[What is being asked]
Reproduce the records below exactly as they appear, omitting any pictures they contain.

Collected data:
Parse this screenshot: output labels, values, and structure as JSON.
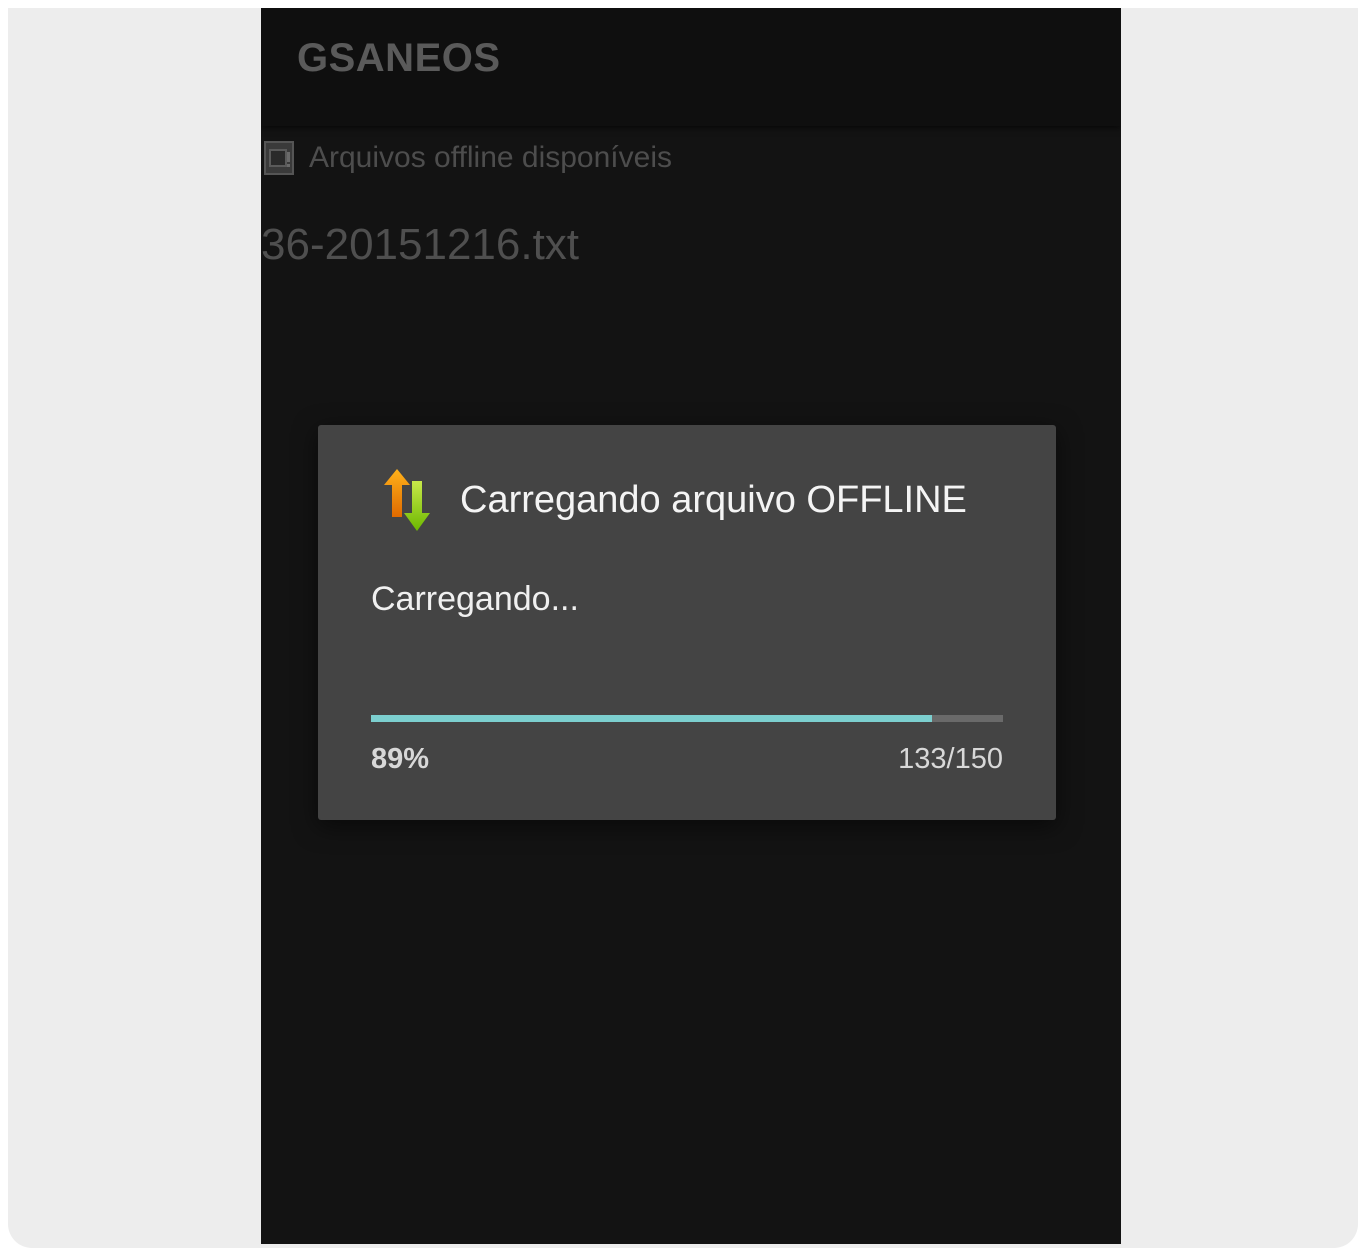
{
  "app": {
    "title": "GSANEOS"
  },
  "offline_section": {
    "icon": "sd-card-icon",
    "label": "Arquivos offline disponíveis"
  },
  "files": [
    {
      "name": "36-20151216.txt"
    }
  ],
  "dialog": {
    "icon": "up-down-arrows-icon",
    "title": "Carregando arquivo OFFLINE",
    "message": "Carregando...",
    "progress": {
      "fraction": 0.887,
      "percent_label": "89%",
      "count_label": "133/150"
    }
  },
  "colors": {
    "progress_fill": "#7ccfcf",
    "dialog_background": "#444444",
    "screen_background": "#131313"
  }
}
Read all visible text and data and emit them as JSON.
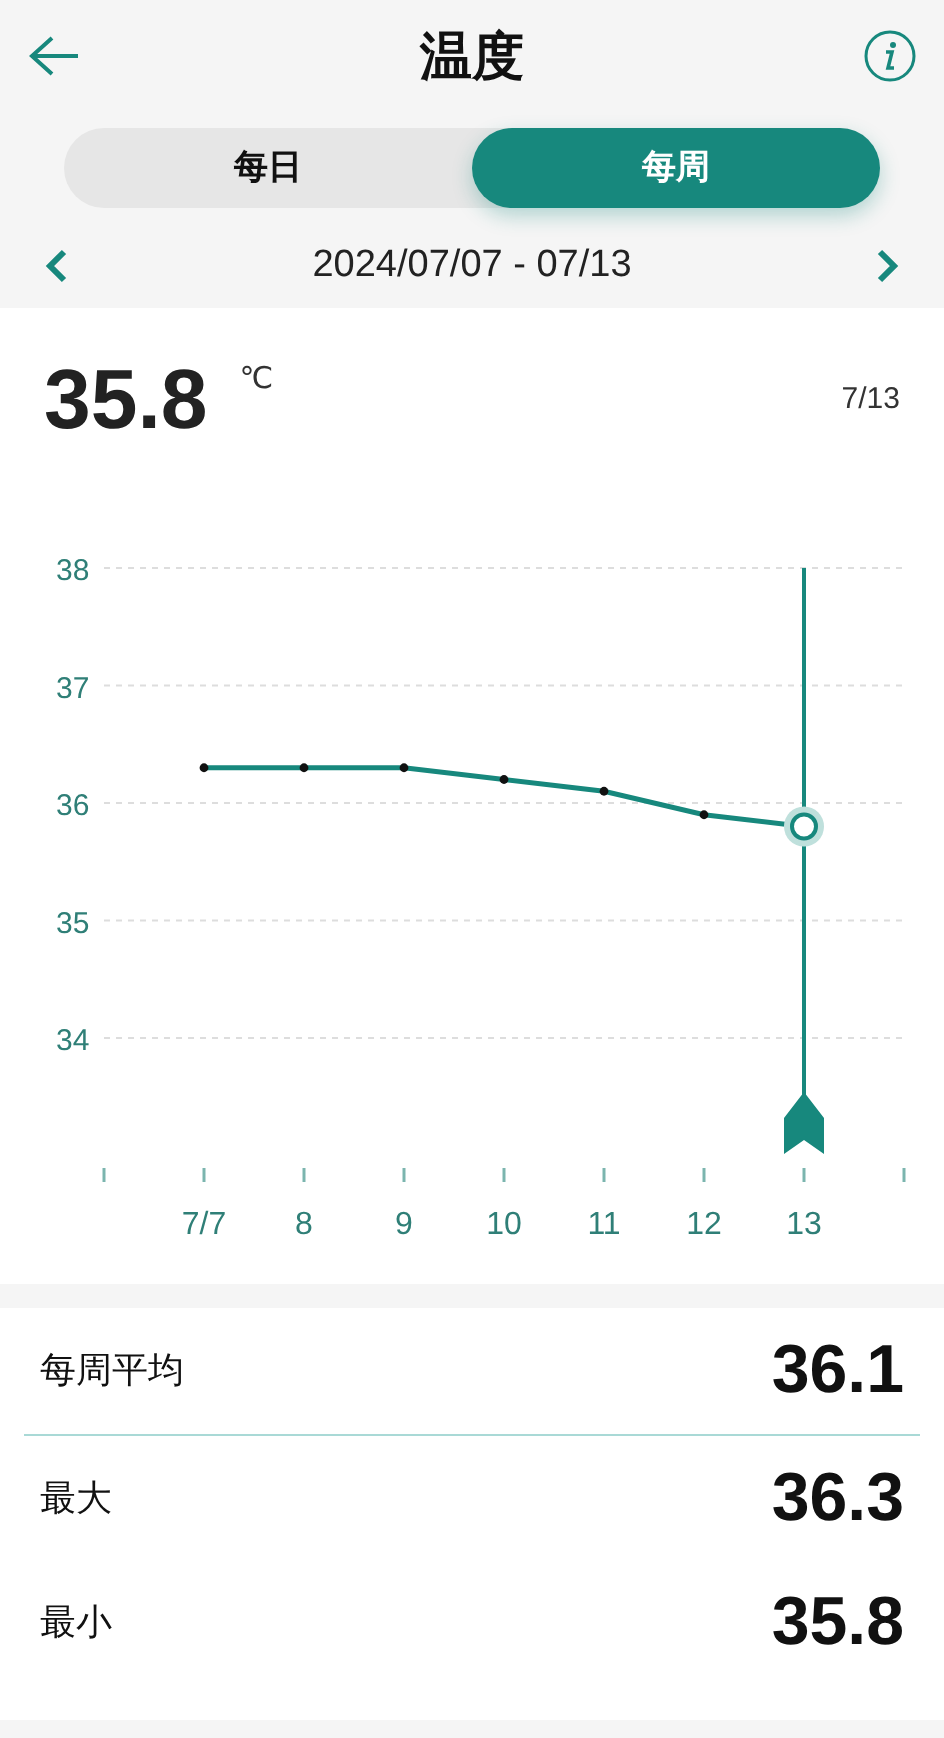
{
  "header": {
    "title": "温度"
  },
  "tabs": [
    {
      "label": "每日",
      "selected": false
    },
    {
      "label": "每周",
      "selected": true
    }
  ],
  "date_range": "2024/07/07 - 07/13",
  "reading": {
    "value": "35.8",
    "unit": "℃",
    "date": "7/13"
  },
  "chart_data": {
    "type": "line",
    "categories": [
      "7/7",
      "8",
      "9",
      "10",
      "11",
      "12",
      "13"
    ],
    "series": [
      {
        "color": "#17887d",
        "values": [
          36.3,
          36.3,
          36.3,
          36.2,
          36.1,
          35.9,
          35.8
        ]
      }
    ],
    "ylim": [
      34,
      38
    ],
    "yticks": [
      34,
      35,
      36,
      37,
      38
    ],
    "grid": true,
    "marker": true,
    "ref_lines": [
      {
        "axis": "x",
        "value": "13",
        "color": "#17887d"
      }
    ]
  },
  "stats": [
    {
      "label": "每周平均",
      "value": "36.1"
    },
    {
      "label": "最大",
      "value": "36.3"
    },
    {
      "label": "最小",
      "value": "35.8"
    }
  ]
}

[Result of this task]
Parse this screenshot: output labels, values, and structure as JSON.
{
  "app": {
    "title": "GSANEOS"
  },
  "offline_section": {
    "icon": "sd-card-icon",
    "label": "Arquivos offline disponíveis"
  },
  "files": [
    {
      "name": "36-20151216.txt"
    }
  ],
  "dialog": {
    "icon": "up-down-arrows-icon",
    "title": "Carregando arquivo OFFLINE",
    "message": "Carregando...",
    "progress": {
      "fraction": 0.887,
      "percent_label": "89%",
      "count_label": "133/150"
    }
  },
  "colors": {
    "progress_fill": "#7ccfcf",
    "dialog_background": "#444444",
    "screen_background": "#131313"
  }
}
Read all visible text and data and emit them as JSON.
{
  "header": {
    "title": "温度"
  },
  "tabs": [
    {
      "label": "每日",
      "selected": false
    },
    {
      "label": "每周",
      "selected": true
    }
  ],
  "date_range": "2024/07/07 - 07/13",
  "reading": {
    "value": "35.8",
    "unit": "℃",
    "date": "7/13"
  },
  "chart_data": {
    "type": "line",
    "categories": [
      "7/7",
      "8",
      "9",
      "10",
      "11",
      "12",
      "13"
    ],
    "series": [
      {
        "color": "#17887d",
        "values": [
          36.3,
          36.3,
          36.3,
          36.2,
          36.1,
          35.9,
          35.8
        ]
      }
    ],
    "ylim": [
      34,
      38
    ],
    "yticks": [
      34,
      35,
      36,
      37,
      38
    ],
    "grid": true,
    "marker": true,
    "ref_lines": [
      {
        "axis": "x",
        "value": "13",
        "color": "#17887d"
      }
    ]
  },
  "stats": [
    {
      "label": "每周平均",
      "value": "36.1"
    },
    {
      "label": "最大",
      "value": "36.3"
    },
    {
      "label": "最小",
      "value": "35.8"
    }
  ]
}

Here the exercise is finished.